(begin)

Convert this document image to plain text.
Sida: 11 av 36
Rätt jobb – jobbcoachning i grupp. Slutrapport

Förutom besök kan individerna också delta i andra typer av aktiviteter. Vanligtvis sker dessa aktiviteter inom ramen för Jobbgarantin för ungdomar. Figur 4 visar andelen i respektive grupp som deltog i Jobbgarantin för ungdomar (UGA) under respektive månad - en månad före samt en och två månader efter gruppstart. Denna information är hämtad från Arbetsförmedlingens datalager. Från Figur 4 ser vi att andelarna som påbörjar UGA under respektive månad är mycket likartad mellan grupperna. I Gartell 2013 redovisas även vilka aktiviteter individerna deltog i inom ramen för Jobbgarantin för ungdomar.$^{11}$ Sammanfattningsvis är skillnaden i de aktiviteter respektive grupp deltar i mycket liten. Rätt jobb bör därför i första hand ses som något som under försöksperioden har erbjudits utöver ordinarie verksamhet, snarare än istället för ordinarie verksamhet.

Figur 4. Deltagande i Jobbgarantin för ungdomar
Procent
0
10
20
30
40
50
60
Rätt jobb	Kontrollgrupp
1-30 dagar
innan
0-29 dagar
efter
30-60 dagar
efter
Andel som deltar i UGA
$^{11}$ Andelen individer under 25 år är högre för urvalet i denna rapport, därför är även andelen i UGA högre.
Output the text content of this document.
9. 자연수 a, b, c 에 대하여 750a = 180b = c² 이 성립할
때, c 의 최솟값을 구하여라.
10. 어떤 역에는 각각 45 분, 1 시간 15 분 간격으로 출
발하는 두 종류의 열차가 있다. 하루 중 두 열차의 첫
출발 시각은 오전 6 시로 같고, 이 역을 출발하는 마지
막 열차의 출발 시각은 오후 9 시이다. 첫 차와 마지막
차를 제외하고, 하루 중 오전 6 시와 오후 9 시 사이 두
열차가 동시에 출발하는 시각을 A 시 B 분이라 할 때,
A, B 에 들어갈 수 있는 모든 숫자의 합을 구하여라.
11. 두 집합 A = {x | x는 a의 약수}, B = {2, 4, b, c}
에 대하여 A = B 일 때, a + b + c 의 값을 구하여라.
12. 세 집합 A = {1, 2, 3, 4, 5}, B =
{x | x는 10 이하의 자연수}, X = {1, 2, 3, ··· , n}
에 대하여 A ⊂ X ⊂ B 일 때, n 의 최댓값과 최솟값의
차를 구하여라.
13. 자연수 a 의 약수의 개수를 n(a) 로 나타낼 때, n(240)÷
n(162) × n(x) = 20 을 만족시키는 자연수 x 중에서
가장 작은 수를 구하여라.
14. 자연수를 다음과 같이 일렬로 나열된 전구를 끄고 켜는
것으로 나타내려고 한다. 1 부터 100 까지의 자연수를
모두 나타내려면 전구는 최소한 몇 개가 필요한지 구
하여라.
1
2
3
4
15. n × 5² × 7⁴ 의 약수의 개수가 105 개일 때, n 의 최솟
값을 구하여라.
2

(end)

• WHAT THE TASK ASKS:
Collect the lines that hold "document".

• TASK RESPONSE:
Convert this document image to plain text.
Output the text content of this document.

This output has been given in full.